───── Records ─────

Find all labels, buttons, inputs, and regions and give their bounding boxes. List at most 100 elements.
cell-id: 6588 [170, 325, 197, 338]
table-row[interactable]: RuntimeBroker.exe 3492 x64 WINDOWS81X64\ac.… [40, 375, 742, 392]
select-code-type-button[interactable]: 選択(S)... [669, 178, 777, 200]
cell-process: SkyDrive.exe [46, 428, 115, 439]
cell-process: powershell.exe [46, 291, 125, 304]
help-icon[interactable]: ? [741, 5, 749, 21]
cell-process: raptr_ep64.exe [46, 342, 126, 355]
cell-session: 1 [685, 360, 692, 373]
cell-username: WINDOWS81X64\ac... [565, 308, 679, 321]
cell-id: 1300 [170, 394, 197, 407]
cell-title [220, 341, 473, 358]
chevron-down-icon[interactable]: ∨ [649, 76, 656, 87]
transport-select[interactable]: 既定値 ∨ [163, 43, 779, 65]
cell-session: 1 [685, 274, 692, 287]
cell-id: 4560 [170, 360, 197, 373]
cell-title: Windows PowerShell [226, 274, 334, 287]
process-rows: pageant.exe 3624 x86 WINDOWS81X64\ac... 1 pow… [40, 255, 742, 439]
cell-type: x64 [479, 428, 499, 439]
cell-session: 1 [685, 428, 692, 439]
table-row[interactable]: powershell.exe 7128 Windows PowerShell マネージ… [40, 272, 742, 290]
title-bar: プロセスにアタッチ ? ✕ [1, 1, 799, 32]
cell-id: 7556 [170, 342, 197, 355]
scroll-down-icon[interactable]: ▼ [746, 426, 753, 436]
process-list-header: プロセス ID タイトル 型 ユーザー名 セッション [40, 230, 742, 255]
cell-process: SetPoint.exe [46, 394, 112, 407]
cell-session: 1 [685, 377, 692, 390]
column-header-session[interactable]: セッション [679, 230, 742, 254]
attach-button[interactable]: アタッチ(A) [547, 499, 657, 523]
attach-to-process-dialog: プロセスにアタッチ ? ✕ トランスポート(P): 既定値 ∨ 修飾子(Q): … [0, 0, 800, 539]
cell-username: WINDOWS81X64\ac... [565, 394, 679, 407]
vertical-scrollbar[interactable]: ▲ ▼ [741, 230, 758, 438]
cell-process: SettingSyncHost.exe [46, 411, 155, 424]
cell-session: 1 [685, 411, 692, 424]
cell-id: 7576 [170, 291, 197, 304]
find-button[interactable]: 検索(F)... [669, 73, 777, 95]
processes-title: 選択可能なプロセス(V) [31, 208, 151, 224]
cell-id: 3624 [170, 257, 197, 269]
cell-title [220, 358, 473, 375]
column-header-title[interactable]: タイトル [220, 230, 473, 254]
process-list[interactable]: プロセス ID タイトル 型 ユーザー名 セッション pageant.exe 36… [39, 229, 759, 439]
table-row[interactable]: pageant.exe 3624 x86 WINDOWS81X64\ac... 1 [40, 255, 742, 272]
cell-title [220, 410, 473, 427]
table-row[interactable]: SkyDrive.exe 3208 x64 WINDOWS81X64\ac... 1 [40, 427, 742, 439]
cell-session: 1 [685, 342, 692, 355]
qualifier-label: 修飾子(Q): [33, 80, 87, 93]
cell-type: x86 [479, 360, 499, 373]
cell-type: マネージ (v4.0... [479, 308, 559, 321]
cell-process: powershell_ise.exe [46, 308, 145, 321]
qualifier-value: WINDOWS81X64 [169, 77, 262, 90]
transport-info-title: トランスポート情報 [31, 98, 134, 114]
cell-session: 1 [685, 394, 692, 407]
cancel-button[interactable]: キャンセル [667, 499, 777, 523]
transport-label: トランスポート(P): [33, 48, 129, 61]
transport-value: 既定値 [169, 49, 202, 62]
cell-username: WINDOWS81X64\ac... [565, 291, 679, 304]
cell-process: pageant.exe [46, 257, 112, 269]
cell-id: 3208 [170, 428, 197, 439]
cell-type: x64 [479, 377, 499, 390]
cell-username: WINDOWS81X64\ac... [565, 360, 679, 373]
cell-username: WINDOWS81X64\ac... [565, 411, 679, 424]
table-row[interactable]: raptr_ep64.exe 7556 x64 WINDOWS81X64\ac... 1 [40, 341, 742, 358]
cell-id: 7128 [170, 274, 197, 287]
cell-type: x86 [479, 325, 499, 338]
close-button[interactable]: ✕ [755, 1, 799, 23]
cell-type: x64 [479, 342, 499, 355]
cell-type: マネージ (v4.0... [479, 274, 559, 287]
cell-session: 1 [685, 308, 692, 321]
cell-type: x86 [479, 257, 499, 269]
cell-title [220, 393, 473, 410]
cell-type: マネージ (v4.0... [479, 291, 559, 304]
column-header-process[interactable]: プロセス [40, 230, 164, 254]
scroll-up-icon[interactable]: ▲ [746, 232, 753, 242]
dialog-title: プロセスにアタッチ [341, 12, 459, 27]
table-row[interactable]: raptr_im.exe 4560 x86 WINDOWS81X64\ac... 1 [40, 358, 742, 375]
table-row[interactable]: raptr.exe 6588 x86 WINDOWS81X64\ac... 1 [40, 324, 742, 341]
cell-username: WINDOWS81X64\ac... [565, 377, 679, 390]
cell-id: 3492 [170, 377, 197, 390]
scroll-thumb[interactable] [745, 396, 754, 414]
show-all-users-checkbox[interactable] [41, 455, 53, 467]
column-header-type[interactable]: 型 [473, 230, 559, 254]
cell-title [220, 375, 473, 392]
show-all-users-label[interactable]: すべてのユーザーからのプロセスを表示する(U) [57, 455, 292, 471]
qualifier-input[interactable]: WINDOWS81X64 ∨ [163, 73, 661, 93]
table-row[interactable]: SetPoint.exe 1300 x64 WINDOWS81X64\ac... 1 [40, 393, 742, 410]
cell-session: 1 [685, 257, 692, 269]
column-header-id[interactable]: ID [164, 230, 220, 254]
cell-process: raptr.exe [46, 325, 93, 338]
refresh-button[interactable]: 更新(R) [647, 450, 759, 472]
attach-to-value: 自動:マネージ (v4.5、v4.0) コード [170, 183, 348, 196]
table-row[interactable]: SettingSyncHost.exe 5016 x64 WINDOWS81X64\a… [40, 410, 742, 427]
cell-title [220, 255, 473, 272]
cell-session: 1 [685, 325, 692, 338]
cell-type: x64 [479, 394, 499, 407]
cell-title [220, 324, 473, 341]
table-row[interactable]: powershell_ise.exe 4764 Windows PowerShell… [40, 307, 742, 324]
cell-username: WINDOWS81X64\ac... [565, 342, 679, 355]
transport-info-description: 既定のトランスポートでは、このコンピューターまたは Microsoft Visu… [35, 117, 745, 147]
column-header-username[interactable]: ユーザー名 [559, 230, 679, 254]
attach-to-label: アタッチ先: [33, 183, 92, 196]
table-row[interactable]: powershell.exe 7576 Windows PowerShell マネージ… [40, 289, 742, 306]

─────

Which lines in the records contain the string "transport"? Copy each of those lines in full, and treat uppercase and lowercase letters as different.

transport-select[interactable]: 既定値 ∨ [163, 43, 779, 65]
transport-info-title: トランスポート情報 [31, 98, 134, 114]
transport-label: トランスポート(P): [33, 48, 129, 61]
transport-value: 既定値 [169, 49, 202, 62]
transport-info-description: 既定のトランスポートでは、このコンピューターまたは Microsoft Visu… [35, 117, 745, 147]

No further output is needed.